* begin Provided records *

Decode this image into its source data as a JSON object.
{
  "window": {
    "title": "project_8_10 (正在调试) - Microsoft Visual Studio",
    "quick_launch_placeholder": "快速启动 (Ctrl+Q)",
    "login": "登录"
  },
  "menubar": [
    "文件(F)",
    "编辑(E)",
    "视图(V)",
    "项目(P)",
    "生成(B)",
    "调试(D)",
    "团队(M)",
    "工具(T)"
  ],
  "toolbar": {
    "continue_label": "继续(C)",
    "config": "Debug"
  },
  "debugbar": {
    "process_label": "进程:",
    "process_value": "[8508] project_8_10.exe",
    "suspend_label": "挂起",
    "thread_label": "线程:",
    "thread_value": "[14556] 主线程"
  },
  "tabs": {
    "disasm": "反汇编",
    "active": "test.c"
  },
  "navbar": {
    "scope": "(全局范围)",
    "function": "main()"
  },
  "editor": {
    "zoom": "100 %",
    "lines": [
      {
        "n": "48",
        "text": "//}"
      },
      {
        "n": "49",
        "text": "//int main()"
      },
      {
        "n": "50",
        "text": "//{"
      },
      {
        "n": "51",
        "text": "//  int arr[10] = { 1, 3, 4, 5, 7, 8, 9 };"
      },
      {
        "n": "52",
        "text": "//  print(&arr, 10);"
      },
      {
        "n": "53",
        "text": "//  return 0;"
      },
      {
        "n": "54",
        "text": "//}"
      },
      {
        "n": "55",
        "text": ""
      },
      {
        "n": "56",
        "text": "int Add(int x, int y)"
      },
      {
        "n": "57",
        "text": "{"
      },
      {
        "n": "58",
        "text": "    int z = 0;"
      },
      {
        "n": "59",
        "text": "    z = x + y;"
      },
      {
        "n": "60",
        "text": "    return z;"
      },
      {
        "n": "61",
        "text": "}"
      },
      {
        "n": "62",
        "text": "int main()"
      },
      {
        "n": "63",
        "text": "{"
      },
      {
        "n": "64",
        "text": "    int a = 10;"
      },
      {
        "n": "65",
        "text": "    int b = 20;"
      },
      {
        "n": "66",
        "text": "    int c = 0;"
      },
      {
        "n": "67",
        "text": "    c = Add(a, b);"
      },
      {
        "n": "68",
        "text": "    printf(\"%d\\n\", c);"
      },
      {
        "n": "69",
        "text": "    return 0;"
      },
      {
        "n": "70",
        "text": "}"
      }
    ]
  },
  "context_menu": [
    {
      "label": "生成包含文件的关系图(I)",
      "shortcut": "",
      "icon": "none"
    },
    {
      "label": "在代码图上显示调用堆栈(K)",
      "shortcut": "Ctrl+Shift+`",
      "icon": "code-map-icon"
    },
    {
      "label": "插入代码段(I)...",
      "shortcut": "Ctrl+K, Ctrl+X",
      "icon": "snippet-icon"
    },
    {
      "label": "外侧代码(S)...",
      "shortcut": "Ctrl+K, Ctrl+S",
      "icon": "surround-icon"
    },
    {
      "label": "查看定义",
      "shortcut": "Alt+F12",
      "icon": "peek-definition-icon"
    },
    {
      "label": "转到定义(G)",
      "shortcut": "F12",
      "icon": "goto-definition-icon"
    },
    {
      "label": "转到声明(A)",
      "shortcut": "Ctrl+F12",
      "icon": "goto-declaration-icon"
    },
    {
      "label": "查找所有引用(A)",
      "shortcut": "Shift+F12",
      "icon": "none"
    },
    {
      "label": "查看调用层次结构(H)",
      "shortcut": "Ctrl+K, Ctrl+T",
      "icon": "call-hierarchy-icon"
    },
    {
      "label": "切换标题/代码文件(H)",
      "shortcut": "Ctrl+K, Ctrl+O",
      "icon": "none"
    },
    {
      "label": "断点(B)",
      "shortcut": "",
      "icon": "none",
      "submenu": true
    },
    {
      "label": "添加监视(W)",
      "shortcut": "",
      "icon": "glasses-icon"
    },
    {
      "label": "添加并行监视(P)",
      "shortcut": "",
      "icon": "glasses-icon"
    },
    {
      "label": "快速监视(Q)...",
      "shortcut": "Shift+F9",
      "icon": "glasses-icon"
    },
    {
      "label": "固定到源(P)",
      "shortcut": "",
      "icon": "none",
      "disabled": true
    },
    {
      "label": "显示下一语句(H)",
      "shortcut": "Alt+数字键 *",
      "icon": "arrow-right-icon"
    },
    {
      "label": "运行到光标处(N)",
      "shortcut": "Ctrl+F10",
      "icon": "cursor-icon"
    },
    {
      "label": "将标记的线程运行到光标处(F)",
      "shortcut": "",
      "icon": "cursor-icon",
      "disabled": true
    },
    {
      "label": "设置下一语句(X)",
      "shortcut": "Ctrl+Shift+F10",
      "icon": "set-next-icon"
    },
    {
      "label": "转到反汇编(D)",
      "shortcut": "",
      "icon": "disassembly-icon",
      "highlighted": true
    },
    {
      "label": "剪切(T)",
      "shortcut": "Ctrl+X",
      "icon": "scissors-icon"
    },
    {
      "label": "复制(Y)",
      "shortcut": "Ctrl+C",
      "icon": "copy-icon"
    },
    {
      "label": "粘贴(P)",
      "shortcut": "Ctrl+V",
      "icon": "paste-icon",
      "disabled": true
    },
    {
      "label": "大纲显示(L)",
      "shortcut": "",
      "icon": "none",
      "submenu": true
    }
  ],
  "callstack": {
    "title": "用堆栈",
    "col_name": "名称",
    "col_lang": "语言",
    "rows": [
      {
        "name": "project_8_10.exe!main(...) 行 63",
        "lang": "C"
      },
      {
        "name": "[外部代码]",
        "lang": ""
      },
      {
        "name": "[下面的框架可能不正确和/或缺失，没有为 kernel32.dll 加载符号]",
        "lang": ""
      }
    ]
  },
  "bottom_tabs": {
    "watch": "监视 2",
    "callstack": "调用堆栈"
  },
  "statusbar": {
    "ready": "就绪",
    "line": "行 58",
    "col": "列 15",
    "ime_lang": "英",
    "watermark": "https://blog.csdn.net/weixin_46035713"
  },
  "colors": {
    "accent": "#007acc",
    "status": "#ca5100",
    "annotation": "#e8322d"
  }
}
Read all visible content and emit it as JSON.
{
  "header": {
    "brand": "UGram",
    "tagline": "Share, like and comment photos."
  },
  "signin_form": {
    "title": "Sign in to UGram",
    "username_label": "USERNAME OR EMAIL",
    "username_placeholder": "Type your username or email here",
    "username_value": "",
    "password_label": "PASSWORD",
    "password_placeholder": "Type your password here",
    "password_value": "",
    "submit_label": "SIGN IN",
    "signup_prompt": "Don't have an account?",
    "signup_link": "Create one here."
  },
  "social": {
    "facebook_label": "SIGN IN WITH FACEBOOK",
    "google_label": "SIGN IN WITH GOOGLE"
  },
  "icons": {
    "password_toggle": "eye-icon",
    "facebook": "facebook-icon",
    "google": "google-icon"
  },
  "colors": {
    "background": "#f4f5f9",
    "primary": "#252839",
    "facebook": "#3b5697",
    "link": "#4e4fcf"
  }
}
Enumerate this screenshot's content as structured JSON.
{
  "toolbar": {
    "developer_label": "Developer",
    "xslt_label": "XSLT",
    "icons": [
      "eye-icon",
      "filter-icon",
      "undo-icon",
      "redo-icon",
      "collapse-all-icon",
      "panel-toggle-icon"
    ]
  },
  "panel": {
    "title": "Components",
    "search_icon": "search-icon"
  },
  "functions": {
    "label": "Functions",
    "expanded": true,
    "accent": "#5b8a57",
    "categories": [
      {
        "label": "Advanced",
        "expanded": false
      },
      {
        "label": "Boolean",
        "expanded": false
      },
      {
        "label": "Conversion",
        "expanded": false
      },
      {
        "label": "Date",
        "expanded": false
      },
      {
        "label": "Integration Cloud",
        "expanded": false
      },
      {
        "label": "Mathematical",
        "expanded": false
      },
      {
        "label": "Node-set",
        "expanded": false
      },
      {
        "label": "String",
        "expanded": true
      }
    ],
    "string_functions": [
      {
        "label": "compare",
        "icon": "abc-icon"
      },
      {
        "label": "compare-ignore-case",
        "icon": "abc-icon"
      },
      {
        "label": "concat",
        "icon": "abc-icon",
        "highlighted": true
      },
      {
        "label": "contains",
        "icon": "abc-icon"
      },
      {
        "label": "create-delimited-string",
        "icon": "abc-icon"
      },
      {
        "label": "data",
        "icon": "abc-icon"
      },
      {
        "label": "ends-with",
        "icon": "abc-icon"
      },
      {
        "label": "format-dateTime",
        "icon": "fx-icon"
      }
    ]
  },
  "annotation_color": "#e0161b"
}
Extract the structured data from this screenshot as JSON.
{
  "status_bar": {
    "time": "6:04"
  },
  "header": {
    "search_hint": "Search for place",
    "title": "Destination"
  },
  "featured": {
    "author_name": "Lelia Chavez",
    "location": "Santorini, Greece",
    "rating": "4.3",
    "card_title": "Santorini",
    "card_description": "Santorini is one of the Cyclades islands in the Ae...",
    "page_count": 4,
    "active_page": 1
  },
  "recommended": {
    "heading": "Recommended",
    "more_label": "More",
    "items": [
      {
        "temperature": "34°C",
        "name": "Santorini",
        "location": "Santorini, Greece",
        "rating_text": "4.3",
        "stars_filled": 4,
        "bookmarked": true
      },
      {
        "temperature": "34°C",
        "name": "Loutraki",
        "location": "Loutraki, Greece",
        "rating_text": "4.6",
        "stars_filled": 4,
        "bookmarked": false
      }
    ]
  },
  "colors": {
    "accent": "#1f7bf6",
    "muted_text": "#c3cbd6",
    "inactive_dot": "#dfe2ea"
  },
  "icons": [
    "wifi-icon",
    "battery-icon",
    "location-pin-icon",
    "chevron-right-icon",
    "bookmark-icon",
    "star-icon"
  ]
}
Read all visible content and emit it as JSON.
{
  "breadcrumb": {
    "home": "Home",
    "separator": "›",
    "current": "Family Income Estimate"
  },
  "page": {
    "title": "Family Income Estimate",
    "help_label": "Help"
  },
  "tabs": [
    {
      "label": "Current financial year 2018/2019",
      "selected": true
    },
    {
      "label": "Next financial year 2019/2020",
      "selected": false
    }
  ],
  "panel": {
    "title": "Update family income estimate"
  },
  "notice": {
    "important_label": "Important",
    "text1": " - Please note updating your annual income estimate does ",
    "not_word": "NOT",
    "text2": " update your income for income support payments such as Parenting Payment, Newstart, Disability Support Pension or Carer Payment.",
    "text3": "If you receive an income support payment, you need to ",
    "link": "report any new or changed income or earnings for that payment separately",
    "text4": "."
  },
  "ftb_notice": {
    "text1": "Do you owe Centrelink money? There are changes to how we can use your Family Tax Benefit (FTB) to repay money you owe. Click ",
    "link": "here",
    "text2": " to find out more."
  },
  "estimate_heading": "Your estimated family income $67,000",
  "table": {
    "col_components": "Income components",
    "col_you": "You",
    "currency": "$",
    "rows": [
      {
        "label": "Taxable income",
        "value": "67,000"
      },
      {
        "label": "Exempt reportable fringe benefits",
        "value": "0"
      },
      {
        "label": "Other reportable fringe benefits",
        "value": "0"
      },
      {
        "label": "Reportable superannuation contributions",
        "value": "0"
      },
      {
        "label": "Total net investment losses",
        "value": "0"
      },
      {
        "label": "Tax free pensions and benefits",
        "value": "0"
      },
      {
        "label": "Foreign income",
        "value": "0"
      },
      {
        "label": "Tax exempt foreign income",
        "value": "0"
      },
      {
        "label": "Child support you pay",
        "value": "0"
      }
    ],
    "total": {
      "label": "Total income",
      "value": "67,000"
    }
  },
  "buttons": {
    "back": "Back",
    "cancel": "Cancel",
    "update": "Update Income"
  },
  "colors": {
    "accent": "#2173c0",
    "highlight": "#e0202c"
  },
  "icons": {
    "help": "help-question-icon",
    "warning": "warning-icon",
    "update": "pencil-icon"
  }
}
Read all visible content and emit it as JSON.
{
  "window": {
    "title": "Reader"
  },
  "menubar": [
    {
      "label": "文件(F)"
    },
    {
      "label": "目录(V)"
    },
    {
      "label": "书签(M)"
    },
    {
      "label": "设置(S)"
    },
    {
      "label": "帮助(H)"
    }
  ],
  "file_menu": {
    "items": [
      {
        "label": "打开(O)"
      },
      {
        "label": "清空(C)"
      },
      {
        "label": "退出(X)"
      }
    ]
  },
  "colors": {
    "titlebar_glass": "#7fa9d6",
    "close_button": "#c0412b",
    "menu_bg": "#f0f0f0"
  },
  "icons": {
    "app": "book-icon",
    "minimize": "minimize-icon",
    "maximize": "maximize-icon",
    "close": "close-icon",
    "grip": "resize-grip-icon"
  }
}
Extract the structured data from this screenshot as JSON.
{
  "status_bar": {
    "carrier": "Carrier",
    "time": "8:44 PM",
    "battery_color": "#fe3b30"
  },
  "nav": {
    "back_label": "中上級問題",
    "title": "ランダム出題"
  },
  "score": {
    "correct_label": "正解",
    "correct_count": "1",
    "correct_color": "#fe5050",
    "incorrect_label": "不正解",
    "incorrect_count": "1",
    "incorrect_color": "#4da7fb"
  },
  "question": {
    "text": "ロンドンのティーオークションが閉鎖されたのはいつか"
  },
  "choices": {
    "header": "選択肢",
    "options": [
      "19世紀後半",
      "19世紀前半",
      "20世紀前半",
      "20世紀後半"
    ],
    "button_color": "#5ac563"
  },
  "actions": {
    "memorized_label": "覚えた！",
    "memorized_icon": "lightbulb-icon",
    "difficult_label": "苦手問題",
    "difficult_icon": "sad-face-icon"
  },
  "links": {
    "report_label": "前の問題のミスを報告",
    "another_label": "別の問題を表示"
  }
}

* end Provided records *

- _The problem_: Copy every line above in which the string "return" shows up.

- _Exercise output_:
        "text": "//  return 0;"
        "text": "    return z;"
        "text": "    return 0;"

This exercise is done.